Fue pasando el día y en esas me planté a las 23:30 en la Plaza del Pilar, donde ya estaban prácticamente los 40 inscritos a la prueba en su versión “corre Forest, corre”. Buen ambiente, caras conocidas, la gente de Os Andarines ultimando detalles y, hete aquí, la primera sorpresa de la noche: mis primos. Vinieron con la misma pancarta que trajeron al maratón de Donosti y con los ánimos y consejos de siempre. ¡¡¡Chicos, sois increíblemente inmensos!!!.

Foto de familia poco antes de la salida
A las 00:00, tal y como estaba previsto, el señor Gallego dio la salida y… ¿dónde van estos locos?… ¿será posible la velocidad que llevan?. No quería descolgarme a la primera de cambio y me metí en el pelotón para no perder ritmo. Los primeros metros fueron muy amenos, por el nervio de haber empezado, por las vaciladas de Antonio -de los Corredores del Ebro-, por la gente que, incrédula, alucinaba sabiendo que íbamos hacia Huesca… eso sí, para mi modesto nivel de popurruner aficionado, íbamos demasiado rápido. En torno a 5´30´´ el mil.
———
EJERCICIOS PROPUESTOS
A) Enumera todas las ciudades y plazas que se nombran en el fragmento sobre la salida nocturna de la carrera.
B) Imprime el pasaje del fragmento comprendido entre "Foto de familia" y "5´30´´ el mil.", ambos incluidos.
Para resolver lo que se pide no hace falta consultar los datos.

MATERIAL PROPORCIONADO
———
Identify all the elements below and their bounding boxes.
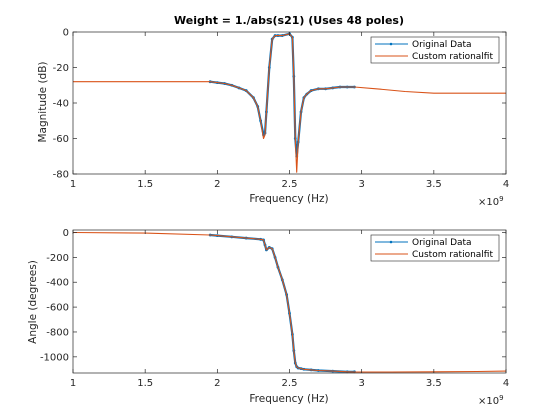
———
SOLUCIONES
A) Plaza del Pilar, Donosti, Huesca

B)
Foto de familia poco antes de la salida
A las 00:00, tal y como estaba previsto, el señor Gallego dio la salida y… ¿dónde van estos locos?… ¿será posible la velocidad que llevan?. No quería descolgarme a la primera de cambio y me metí en el pelotón para no perder ritmo. Los primeros metros fueron muy amenos, por el nervio de haber empezado, por las vaciladas de Antonio -de los Corredores del Ebro-, por la gente que, incrédula, alucinaba sabiendo que íbamos hacia Huesca… eso sí, para mi modesto nivel de popurruner aficionado, íbamos demasiado rápido. En torno a 5´30´´ el mil.